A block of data
● ● ●
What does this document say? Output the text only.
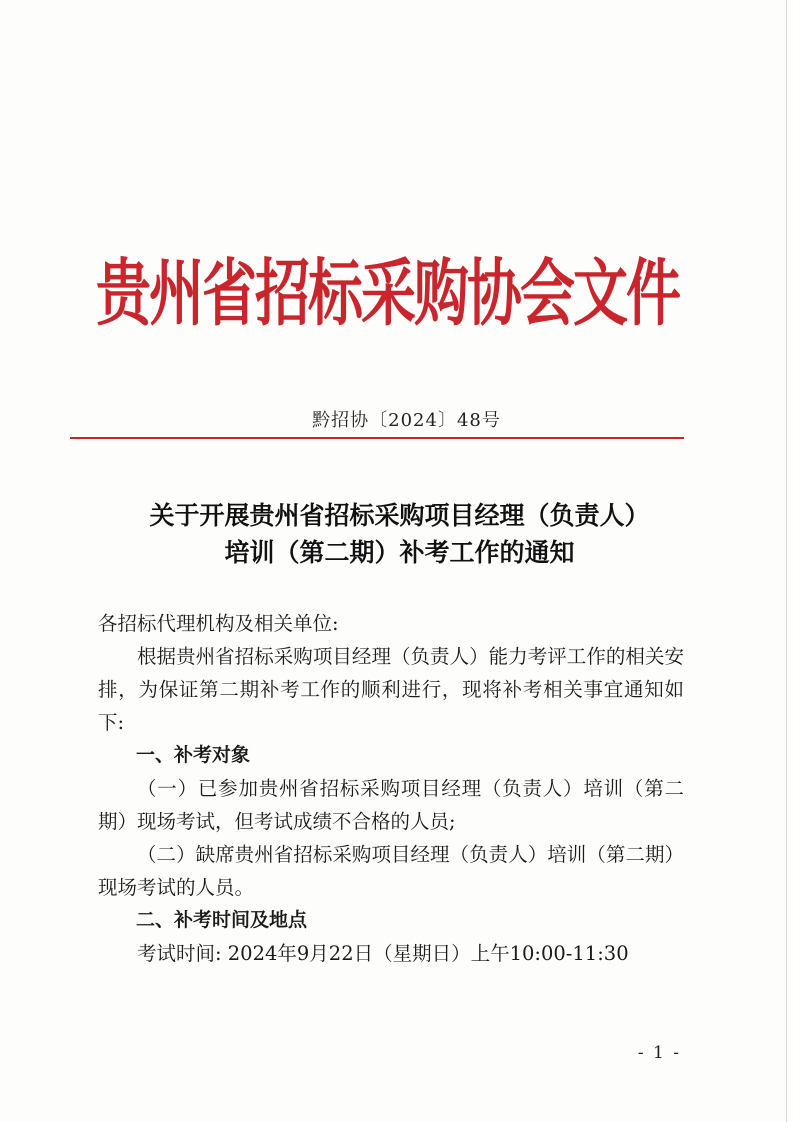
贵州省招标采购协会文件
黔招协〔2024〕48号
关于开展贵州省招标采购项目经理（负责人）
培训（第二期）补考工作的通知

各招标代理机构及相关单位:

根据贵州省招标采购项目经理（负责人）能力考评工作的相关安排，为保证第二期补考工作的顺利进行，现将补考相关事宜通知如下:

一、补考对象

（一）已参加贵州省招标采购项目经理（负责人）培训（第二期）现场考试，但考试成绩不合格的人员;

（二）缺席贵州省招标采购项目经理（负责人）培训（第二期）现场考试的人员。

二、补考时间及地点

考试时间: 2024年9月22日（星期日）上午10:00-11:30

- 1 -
● ● ●
Copy all the entries word for word. Omit any pictures.

What does this document say? Output the text only.
贵州省招标采购协会文件
黔招协〔2024〕48号
关于开展贵州省招标采购项目经理（负责人）
培训（第二期）补考工作的通知

各招标代理机构及相关单位:

根据贵州省招标采购项目经理（负责人）能力考评工作的相关安排，为保证第二期补考工作的顺利进行，现将补考相关事宜通知如下:

一、补考对象

（一）已参加贵州省招标采购项目经理（负责人）培训（第二期）现场考试，但考试成绩不合格的人员;

（二）缺席贵州省招标采购项目经理（负责人）培训（第二期）现场考试的人员。

二、补考时间及地点

考试时间: 2024年9月22日（星期日）上午10:00-11:30

- 1 -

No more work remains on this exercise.